-- Start The data --

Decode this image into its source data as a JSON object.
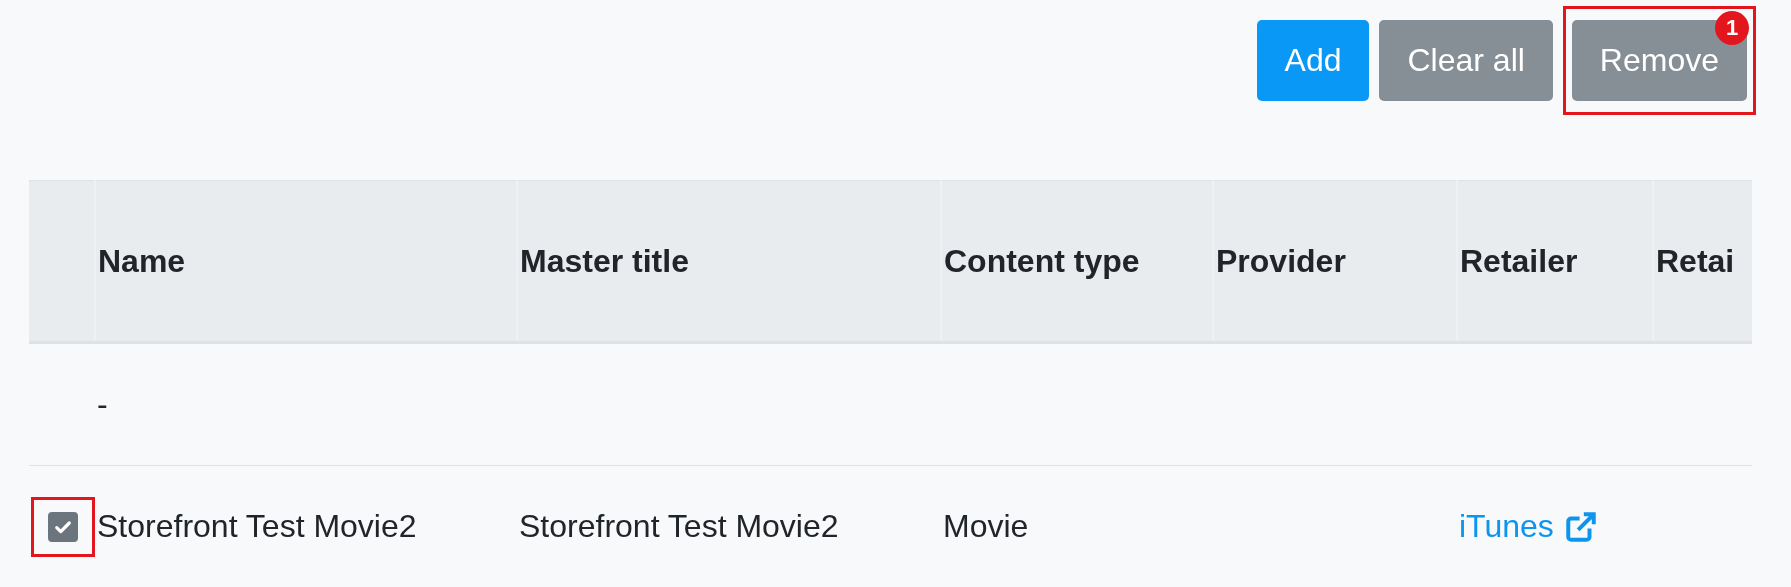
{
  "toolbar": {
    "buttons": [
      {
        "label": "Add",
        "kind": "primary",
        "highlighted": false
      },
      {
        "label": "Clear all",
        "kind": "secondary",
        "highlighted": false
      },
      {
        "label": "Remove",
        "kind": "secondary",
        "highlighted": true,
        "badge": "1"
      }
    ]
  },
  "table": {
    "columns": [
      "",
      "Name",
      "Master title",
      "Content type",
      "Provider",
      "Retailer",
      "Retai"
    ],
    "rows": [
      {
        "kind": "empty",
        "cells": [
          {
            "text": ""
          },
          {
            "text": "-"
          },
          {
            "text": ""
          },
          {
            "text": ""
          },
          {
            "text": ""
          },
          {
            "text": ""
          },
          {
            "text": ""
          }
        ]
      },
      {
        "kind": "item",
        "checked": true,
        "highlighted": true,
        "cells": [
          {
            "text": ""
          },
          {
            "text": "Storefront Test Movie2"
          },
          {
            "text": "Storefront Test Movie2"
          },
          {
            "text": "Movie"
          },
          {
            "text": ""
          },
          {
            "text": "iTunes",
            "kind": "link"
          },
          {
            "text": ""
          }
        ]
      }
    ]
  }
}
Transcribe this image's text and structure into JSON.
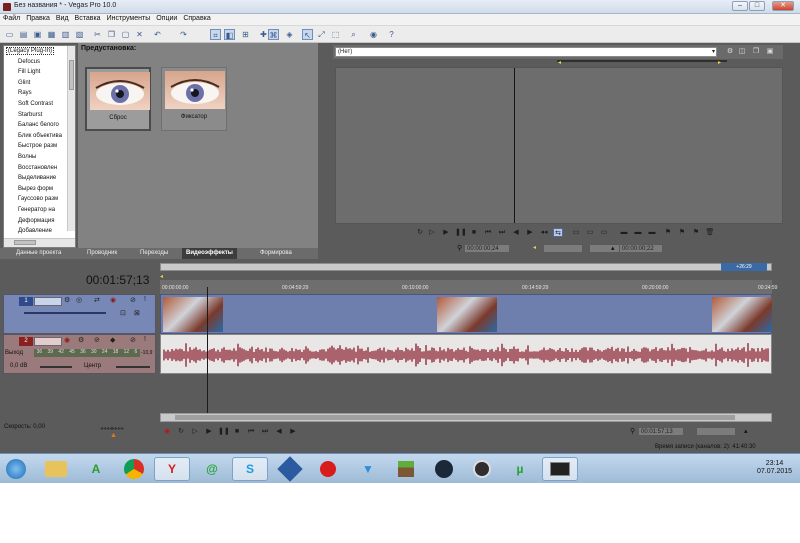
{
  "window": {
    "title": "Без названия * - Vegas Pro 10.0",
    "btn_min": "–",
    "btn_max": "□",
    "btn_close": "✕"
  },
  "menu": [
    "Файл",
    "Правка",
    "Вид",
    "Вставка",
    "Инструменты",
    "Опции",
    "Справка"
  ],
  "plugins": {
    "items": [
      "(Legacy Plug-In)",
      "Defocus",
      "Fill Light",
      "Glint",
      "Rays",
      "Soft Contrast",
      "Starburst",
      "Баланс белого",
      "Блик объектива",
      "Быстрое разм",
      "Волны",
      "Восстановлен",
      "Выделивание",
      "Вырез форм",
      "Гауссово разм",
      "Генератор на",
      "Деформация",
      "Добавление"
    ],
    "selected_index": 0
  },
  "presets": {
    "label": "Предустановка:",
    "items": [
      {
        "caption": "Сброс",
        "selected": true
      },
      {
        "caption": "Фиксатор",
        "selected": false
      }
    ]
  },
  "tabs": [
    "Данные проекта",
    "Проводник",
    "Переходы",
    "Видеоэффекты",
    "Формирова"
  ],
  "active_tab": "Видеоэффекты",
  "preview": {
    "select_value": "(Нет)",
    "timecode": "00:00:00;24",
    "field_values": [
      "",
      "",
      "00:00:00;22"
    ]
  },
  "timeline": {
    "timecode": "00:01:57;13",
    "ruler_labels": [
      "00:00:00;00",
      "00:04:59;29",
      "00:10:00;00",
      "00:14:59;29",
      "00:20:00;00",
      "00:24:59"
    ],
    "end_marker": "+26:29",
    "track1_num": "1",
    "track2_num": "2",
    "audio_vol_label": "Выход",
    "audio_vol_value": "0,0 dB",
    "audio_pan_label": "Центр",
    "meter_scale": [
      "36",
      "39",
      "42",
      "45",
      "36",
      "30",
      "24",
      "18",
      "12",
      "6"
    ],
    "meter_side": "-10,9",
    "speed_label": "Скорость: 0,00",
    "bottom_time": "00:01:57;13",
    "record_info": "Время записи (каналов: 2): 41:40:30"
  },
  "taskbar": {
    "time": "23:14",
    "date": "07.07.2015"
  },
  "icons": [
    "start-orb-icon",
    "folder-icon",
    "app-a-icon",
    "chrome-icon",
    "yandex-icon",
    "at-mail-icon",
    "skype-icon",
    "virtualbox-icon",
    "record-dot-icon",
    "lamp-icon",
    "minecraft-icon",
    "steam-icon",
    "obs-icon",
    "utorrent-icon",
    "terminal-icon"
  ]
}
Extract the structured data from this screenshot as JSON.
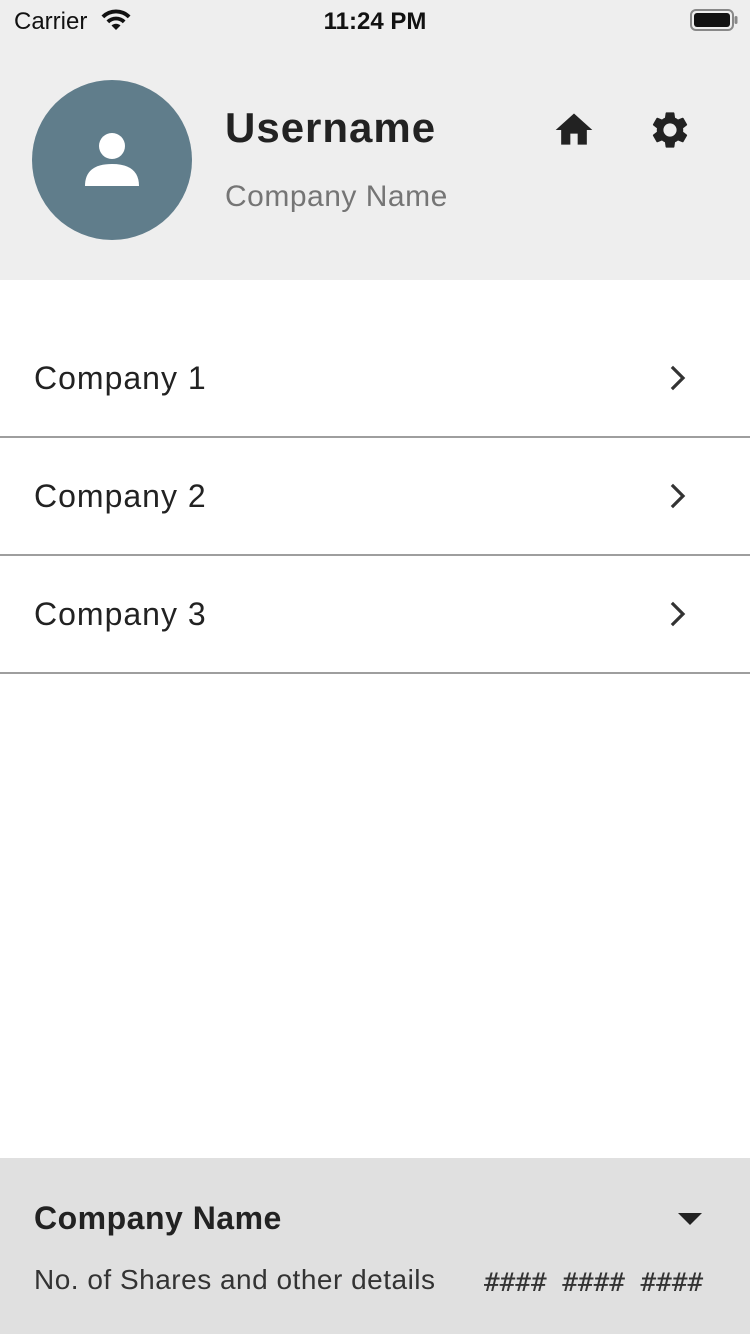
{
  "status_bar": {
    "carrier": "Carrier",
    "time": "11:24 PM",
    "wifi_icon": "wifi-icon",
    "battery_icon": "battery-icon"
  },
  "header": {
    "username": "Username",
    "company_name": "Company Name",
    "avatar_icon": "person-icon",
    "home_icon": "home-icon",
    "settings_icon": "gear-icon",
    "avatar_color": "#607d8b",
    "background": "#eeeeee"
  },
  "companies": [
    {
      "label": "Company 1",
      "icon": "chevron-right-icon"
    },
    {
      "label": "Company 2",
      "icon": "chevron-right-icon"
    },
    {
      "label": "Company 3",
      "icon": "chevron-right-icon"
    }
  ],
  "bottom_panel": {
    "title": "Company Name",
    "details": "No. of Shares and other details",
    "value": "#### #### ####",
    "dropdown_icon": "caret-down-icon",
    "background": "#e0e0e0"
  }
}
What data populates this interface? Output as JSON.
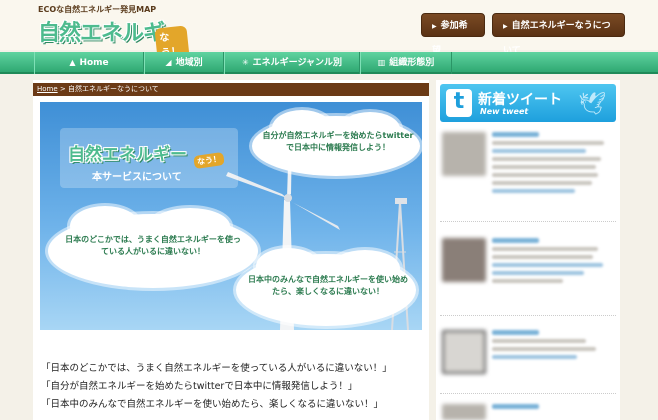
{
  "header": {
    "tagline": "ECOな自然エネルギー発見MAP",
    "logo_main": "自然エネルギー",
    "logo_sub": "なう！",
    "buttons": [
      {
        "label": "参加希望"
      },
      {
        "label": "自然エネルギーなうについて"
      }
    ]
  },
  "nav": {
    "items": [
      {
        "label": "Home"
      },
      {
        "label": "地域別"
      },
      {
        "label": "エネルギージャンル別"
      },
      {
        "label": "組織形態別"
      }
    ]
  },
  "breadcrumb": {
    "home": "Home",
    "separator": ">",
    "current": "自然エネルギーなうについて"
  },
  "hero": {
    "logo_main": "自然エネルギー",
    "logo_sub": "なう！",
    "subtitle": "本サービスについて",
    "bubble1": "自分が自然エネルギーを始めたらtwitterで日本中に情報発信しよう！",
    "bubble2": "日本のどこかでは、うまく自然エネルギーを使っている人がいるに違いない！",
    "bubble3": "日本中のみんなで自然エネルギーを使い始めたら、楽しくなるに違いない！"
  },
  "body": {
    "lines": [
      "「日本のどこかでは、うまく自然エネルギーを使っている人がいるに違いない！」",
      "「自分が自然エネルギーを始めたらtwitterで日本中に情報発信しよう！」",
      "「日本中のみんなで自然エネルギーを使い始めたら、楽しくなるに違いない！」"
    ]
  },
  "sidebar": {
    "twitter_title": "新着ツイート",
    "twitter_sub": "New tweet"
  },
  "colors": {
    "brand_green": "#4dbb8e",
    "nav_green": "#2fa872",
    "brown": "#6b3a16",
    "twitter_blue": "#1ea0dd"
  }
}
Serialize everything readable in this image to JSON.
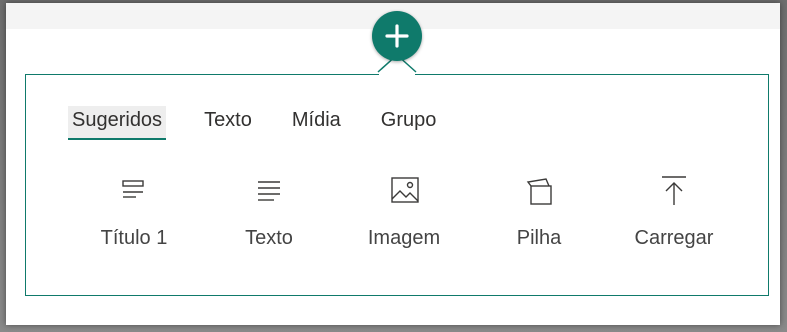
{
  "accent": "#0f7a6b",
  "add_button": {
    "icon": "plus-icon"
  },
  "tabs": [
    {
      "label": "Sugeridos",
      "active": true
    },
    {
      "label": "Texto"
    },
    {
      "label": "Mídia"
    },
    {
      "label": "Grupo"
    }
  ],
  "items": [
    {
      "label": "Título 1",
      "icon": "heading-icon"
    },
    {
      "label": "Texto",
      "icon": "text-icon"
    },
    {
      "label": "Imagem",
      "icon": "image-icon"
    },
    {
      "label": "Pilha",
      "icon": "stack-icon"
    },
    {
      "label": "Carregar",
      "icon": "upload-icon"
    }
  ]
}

-- End The data --

■ What needs to be done ■
Produce an exact copy of the lines from the line containing "Serialize everything readable" through the last line of the records, with no pictures and no other text.

■ Reply ■
Serialize everything readable in this image to JSON.
{
  "accent": "#0f7a6b",
  "add_button": {
    "icon": "plus-icon"
  },
  "tabs": [
    {
      "label": "Sugeridos",
      "active": true
    },
    {
      "label": "Texto"
    },
    {
      "label": "Mídia"
    },
    {
      "label": "Grupo"
    }
  ],
  "items": [
    {
      "label": "Título 1",
      "icon": "heading-icon"
    },
    {
      "label": "Texto",
      "icon": "text-icon"
    },
    {
      "label": "Imagem",
      "icon": "image-icon"
    },
    {
      "label": "Pilha",
      "icon": "stack-icon"
    },
    {
      "label": "Carregar",
      "icon": "upload-icon"
    }
  ]
}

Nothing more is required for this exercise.